• Saved data entries:

======

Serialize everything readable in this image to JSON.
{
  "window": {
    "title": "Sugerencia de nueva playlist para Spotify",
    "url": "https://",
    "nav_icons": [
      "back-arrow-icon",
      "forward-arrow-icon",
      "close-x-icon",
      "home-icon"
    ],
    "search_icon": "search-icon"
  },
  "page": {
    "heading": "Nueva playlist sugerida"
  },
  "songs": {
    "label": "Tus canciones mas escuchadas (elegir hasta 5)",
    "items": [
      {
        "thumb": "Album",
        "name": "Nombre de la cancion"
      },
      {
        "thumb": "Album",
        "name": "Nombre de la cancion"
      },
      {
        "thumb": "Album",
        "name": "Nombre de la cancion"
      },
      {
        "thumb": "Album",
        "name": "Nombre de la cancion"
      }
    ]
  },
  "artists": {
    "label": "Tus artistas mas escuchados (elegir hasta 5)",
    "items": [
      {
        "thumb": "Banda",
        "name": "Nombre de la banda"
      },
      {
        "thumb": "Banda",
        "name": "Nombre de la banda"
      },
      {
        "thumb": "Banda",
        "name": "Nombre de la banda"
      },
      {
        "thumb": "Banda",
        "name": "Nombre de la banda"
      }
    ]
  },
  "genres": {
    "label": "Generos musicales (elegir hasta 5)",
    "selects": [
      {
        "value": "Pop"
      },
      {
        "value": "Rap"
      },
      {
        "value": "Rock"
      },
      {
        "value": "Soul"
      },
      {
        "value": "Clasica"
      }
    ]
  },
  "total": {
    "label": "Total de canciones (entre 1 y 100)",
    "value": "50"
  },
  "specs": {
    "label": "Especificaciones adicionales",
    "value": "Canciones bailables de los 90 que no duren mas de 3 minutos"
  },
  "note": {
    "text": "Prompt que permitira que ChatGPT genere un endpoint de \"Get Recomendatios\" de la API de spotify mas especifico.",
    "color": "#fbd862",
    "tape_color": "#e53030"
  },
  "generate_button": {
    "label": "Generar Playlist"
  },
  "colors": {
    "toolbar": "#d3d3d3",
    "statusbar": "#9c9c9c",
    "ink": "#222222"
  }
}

======

Write out the entire listing exactly.

• Task response:
Serialize everything readable in this image to JSON.
{
  "window": {
    "title": "Sugerencia de nueva playlist para Spotify",
    "url": "https://",
    "nav_icons": [
      "back-arrow-icon",
      "forward-arrow-icon",
      "close-x-icon",
      "home-icon"
    ],
    "search_icon": "search-icon"
  },
  "page": {
    "heading": "Nueva playlist sugerida"
  },
  "songs": {
    "label": "Tus canciones mas escuchadas (elegir hasta 5)",
    "items": [
      {
        "thumb": "Album",
        "name": "Nombre de la cancion"
      },
      {
        "thumb": "Album",
        "name": "Nombre de la cancion"
      },
      {
        "thumb": "Album",
        "name": "Nombre de la cancion"
      },
      {
        "thumb": "Album",
        "name": "Nombre de la cancion"
      }
    ]
  },
  "artists": {
    "label": "Tus artistas mas escuchados (elegir hasta 5)",
    "items": [
      {
        "thumb": "Banda",
        "name": "Nombre de la banda"
      },
      {
        "thumb": "Banda",
        "name": "Nombre de la banda"
      },
      {
        "thumb": "Banda",
        "name": "Nombre de la banda"
      },
      {
        "thumb": "Banda",
        "name": "Nombre de la banda"
      }
    ]
  },
  "genres": {
    "label": "Generos musicales (elegir hasta 5)",
    "selects": [
      {
        "value": "Pop"
      },
      {
        "value": "Rap"
      },
      {
        "value": "Rock"
      },
      {
        "value": "Soul"
      },
      {
        "value": "Clasica"
      }
    ]
  },
  "total": {
    "label": "Total de canciones (entre 1 y 100)",
    "value": "50"
  },
  "specs": {
    "label": "Especificaciones adicionales",
    "value": "Canciones bailables de los 90 que no duren mas de 3 minutos"
  },
  "note": {
    "text": "Prompt que permitira que ChatGPT genere un endpoint de \"Get Recomendatios\" de la API de spotify mas especifico.",
    "color": "#fbd862",
    "tape_color": "#e53030"
  },
  "generate_button": {
    "label": "Generar Playlist"
  },
  "colors": {
    "toolbar": "#d3d3d3",
    "statusbar": "#9c9c9c",
    "ink": "#222222"
  }
}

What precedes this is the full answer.